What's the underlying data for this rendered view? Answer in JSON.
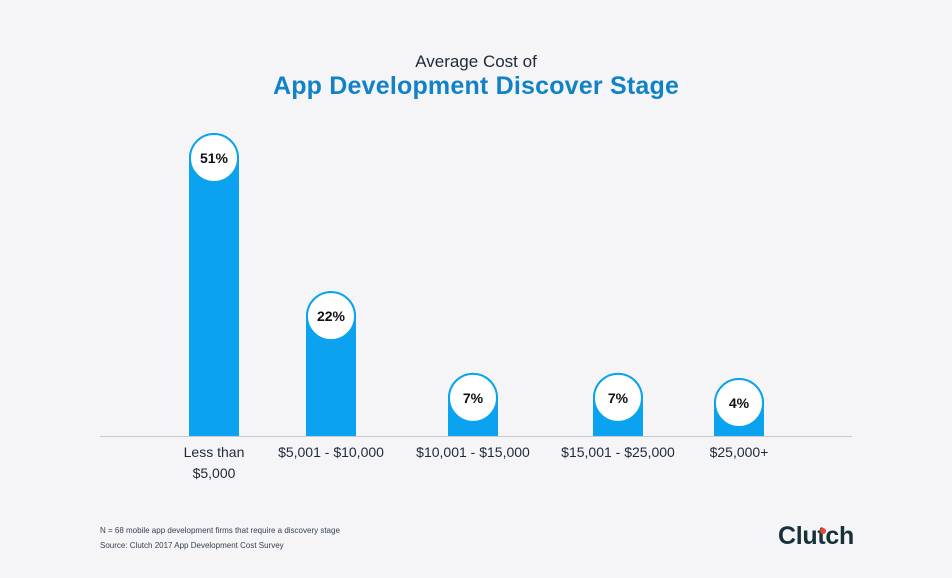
{
  "header": {
    "subtitle": "Average Cost of",
    "title": "App Development Discover Stage"
  },
  "chart_data": {
    "type": "bar",
    "title": "App Development Discover Stage",
    "subtitle": "Average Cost of",
    "categories": [
      "Less than $5,000",
      "$5,001 - $10,000",
      "$10,001 - $15,000",
      "$15,001 - $25,000",
      "$25,000+"
    ],
    "category_lines": [
      [
        "Less than",
        "$5,000"
      ],
      [
        "$5,001 - $10,000"
      ],
      [
        "$10,001 - $15,000"
      ],
      [
        "$15,001 - $25,000"
      ],
      [
        "$25,000+"
      ]
    ],
    "values": [
      51,
      22,
      7,
      7,
      4
    ],
    "value_labels": [
      "51%",
      "22%",
      "7%",
      "7%",
      "4%"
    ],
    "unit": "%",
    "grid": false,
    "bar_color": "#0ba3f0"
  },
  "footer": {
    "note": "N = 68 mobile app development firms that require a discovery stage",
    "source": "Source: Clutch 2017 App Development Cost Survey",
    "logo": "Clutch"
  },
  "colors": {
    "title": "#1282c8",
    "bar": "#0ba3f0",
    "background": "#f5f5f7",
    "logo_dot": "#ef4335"
  }
}
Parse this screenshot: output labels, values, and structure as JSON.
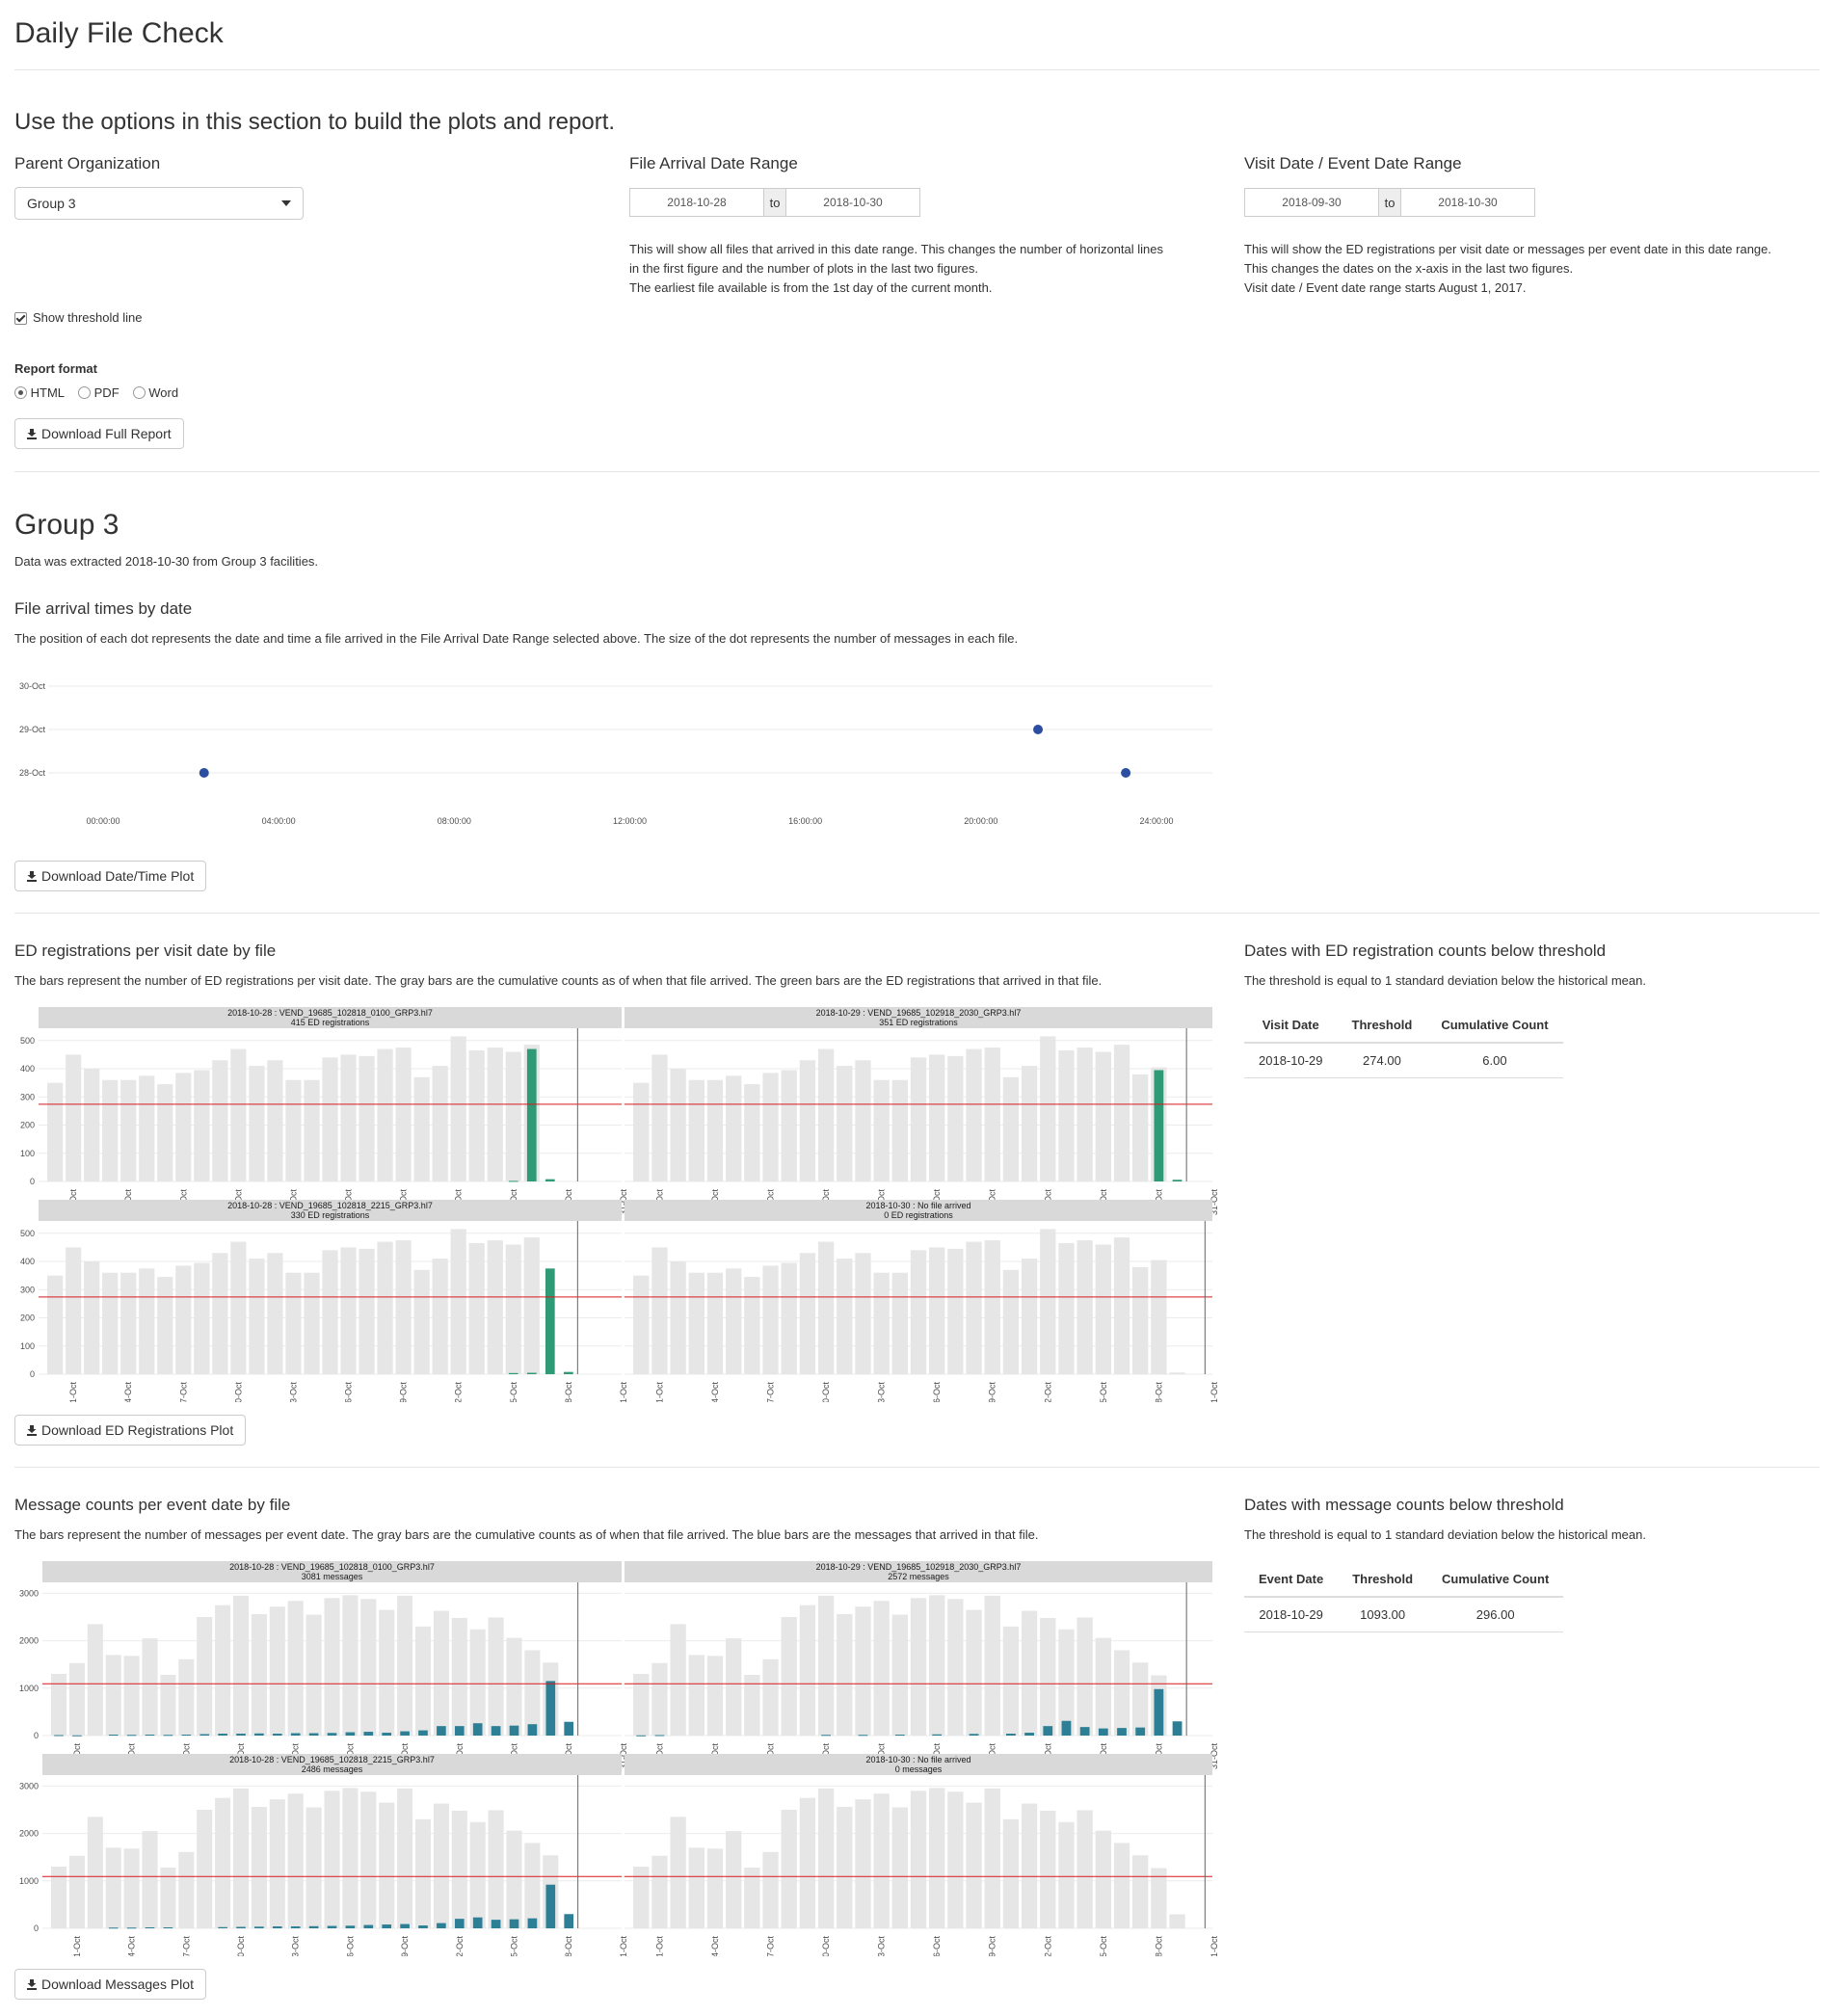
{
  "page": {
    "title": "Daily File Check"
  },
  "options": {
    "heading": "Use the options in this section to build the plots and report.",
    "parent_org": {
      "label": "Parent Organization",
      "value": "Group 3"
    },
    "file_arrival": {
      "label": "File Arrival Date Range",
      "start": "2018-10-28",
      "to": "to",
      "end": "2018-10-30",
      "help": [
        "This will show all files that arrived in this date range. This changes the number of horizontal lines",
        "in the first figure and the number of plots in the last two figures.",
        "The earliest file available is from the 1st day of the current month."
      ]
    },
    "visit_date": {
      "label": "Visit Date / Event Date Range",
      "start": "2018-09-30",
      "to": "to",
      "end": "2018-10-30",
      "help": [
        "This will show the ED registrations per visit date or messages per event date in this date range.",
        "This changes the dates on the x-axis in the last two figures.",
        "Visit date / Event date range starts August 1, 2017."
      ]
    },
    "threshold_label": "Show threshold line",
    "report_format": {
      "label": "Report format",
      "options": [
        "HTML",
        "PDF",
        "Word"
      ],
      "selected": "HTML"
    },
    "download_report": "Download Full Report"
  },
  "group": {
    "title": "Group 3",
    "extracted": "Data was extracted 2018-10-30 from Group 3 facilities."
  },
  "arrival": {
    "title": "File arrival times by date",
    "desc": "The position of each dot represents the date and time a file arrived in the File Arrival Date Range selected above. The size of the dot represents the number of messages in each file.",
    "download": "Download Date/Time Plot"
  },
  "ed": {
    "title": "ED registrations per visit date by file",
    "desc": "The bars represent the number of ED registrations per visit date. The gray bars are the cumulative counts as of when that file arrived. The green bars are the ED registrations that arrived in that file.",
    "download": "Download ED Registrations Plot",
    "side_title": "Dates with ED registration counts below threshold",
    "side_desc": "The threshold is equal to 1 standard deviation below the historical mean.",
    "table": {
      "headers": [
        "Visit Date",
        "Threshold",
        "Cumulative Count"
      ],
      "row": [
        "2018-10-29",
        "274.00",
        "6.00"
      ]
    }
  },
  "msg": {
    "title": "Message counts per event date by file",
    "desc": "The bars represent the number of messages per event date. The gray bars are the cumulative counts as of when that file arrived. The blue bars are the messages that arrived in that file.",
    "download": "Download Messages Plot",
    "side_title": "Dates with message counts below threshold",
    "side_desc": "The threshold is equal to 1 standard deviation below the historical mean.",
    "table": {
      "headers": [
        "Event Date",
        "Threshold",
        "Cumulative Count"
      ],
      "row": [
        "2018-10-29",
        "1093.00",
        "296.00"
      ]
    }
  },
  "chart_data": [
    {
      "type": "scatter",
      "y_categories": [
        "28-Oct",
        "29-Oct",
        "30-Oct"
      ],
      "x_ticks": [
        "00:00:00",
        "04:00:00",
        "08:00:00",
        "12:00:00",
        "16:00:00",
        "20:00:00",
        "24:00:00"
      ],
      "x_range_hours": [
        -0.5,
        24.8
      ],
      "points": [
        {
          "date": "28-Oct",
          "hour": 2.3
        },
        {
          "date": "29-Oct",
          "hour": 21.3
        },
        {
          "date": "28-Oct",
          "hour": 23.3
        }
      ],
      "color": "#2b4ea1"
    },
    {
      "type": "bar",
      "x_ticks": [
        "01-Oct",
        "04-Oct",
        "07-Oct",
        "10-Oct",
        "13-Oct",
        "16-Oct",
        "19-Oct",
        "22-Oct",
        "25-Oct",
        "28-Oct",
        "31-Oct"
      ],
      "y_ticks": [
        0,
        100,
        200,
        300,
        400,
        500
      ],
      "ylim": [
        0,
        530
      ],
      "threshold": 274,
      "x_dates": [
        "30-Sep",
        "01-Oct",
        "02-Oct",
        "03-Oct",
        "04-Oct",
        "05-Oct",
        "06-Oct",
        "07-Oct",
        "08-Oct",
        "09-Oct",
        "10-Oct",
        "11-Oct",
        "12-Oct",
        "13-Oct",
        "14-Oct",
        "15-Oct",
        "16-Oct",
        "17-Oct",
        "18-Oct",
        "19-Oct",
        "20-Oct",
        "21-Oct",
        "22-Oct",
        "23-Oct",
        "24-Oct",
        "25-Oct",
        "26-Oct",
        "27-Oct",
        "28-Oct",
        "29-Oct",
        "30-Oct"
      ],
      "gray": [
        350,
        450,
        400,
        360,
        360,
        375,
        345,
        385,
        395,
        430,
        470,
        410,
        430,
        360,
        360,
        440,
        450,
        445,
        470,
        475,
        370,
        410,
        515,
        465,
        475,
        460,
        485,
        380,
        405,
        6,
        0
      ],
      "panels": [
        {
          "title": "2018-10-28 : VEND_19685_102818_0100_GRP3.hl7",
          "subtitle": "415 ED registrations",
          "vline": "28-Oct",
          "gray_upto": "26-Oct",
          "colored": {
            "25-Oct": 2,
            "26-Oct": 470,
            "27-Oct": 8
          }
        },
        {
          "title": "2018-10-29 : VEND_19685_102918_2030_GRP3.hl7",
          "subtitle": "351 ED registrations",
          "vline": "29-Oct",
          "gray_upto": "28-Oct",
          "colored": {
            "28-Oct": 395,
            "29-Oct": 6
          }
        },
        {
          "title": "2018-10-28 : VEND_19685_102818_2215_GRP3.hl7",
          "subtitle": "330 ED registrations",
          "vline": "28-Oct",
          "gray_upto": "26-Oct",
          "colored": {
            "25-Oct": 4,
            "26-Oct": 5,
            "27-Oct": 375,
            "28-Oct": 8
          }
        },
        {
          "title": "2018-10-30 : No file arrived",
          "subtitle": "0 ED registrations",
          "vline": "30-Oct",
          "gray_upto": "29-Oct",
          "colored": {}
        }
      ],
      "color": "#2f9a76"
    },
    {
      "type": "bar",
      "x_ticks": [
        "01-Oct",
        "04-Oct",
        "07-Oct",
        "10-Oct",
        "13-Oct",
        "16-Oct",
        "19-Oct",
        "22-Oct",
        "25-Oct",
        "28-Oct",
        "31-Oct"
      ],
      "y_ticks": [
        0,
        1000,
        2000,
        3000
      ],
      "ylim": [
        0,
        3150
      ],
      "threshold": 1093,
      "x_dates": [
        "30-Sep",
        "01-Oct",
        "02-Oct",
        "03-Oct",
        "04-Oct",
        "05-Oct",
        "06-Oct",
        "07-Oct",
        "08-Oct",
        "09-Oct",
        "10-Oct",
        "11-Oct",
        "12-Oct",
        "13-Oct",
        "14-Oct",
        "15-Oct",
        "16-Oct",
        "17-Oct",
        "18-Oct",
        "19-Oct",
        "20-Oct",
        "21-Oct",
        "22-Oct",
        "23-Oct",
        "24-Oct",
        "25-Oct",
        "26-Oct",
        "27-Oct",
        "28-Oct",
        "29-Oct",
        "30-Oct"
      ],
      "gray": [
        1300,
        1530,
        2350,
        1700,
        1680,
        2050,
        1280,
        1610,
        2500,
        2750,
        2950,
        2560,
        2720,
        2840,
        2550,
        2900,
        2960,
        2880,
        2650,
        2950,
        2300,
        2630,
        2480,
        2240,
        2490,
        2060,
        1800,
        1540,
        1270,
        296,
        0
      ],
      "panels": [
        {
          "title": "2018-10-28 : VEND_19685_102818_0100_GRP3.hl7",
          "subtitle": "3081 messages",
          "vline": "28-Oct",
          "gray_upto": "27-Oct",
          "colored": {
            "30-Sep": 10,
            "01-Oct": 5,
            "03-Oct": 20,
            "04-Oct": 15,
            "05-Oct": 20,
            "06-Oct": 15,
            "07-Oct": 20,
            "08-Oct": 30,
            "09-Oct": 40,
            "10-Oct": 40,
            "11-Oct": 45,
            "12-Oct": 40,
            "13-Oct": 50,
            "14-Oct": 50,
            "15-Oct": 55,
            "16-Oct": 70,
            "17-Oct": 80,
            "18-Oct": 60,
            "19-Oct": 90,
            "20-Oct": 110,
            "21-Oct": 200,
            "22-Oct": 200,
            "23-Oct": 260,
            "24-Oct": 200,
            "25-Oct": 210,
            "26-Oct": 240,
            "27-Oct": 1150,
            "28-Oct": 290
          }
        },
        {
          "title": "2018-10-29 : VEND_19685_102918_2030_GRP3.hl7",
          "subtitle": "2572 messages",
          "vline": "29-Oct",
          "gray_upto": "28-Oct",
          "colored": {
            "30-Sep": 5,
            "01-Oct": 10,
            "10-Oct": 15,
            "12-Oct": 15,
            "14-Oct": 20,
            "16-Oct": 25,
            "18-Oct": 35,
            "20-Oct": 40,
            "21-Oct": 60,
            "22-Oct": 200,
            "23-Oct": 310,
            "24-Oct": 180,
            "25-Oct": 150,
            "26-Oct": 160,
            "27-Oct": 170,
            "28-Oct": 980,
            "29-Oct": 300
          }
        },
        {
          "title": "2018-10-28 : VEND_19685_102818_2215_GRP3.hl7",
          "subtitle": "2486 messages",
          "vline": "28-Oct",
          "gray_upto": "27-Oct",
          "colored": {
            "03-Oct": 15,
            "04-Oct": 15,
            "05-Oct": 20,
            "06-Oct": 20,
            "09-Oct": 25,
            "10-Oct": 30,
            "11-Oct": 35,
            "12-Oct": 40,
            "13-Oct": 40,
            "14-Oct": 45,
            "15-Oct": 50,
            "16-Oct": 55,
            "17-Oct": 70,
            "18-Oct": 80,
            "19-Oct": 90,
            "20-Oct": 60,
            "21-Oct": 110,
            "22-Oct": 200,
            "23-Oct": 230,
            "24-Oct": 180,
            "25-Oct": 190,
            "26-Oct": 210,
            "27-Oct": 920,
            "28-Oct": 300
          }
        },
        {
          "title": "2018-10-30 : No file arrived",
          "subtitle": "0 messages",
          "vline": "30-Oct",
          "gray_upto": "29-Oct",
          "colored": {}
        }
      ],
      "color": "#2c7f94"
    }
  ]
}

:::

### EXERCISE DESCRIPTION
Your task is to pick out every line with the string "plots" and copy it.

### CORRECT RESPONSE
    "heading": "Use the options in this section to build the plots and report.",
        "in the first figure and the number of plots in the last two figures.",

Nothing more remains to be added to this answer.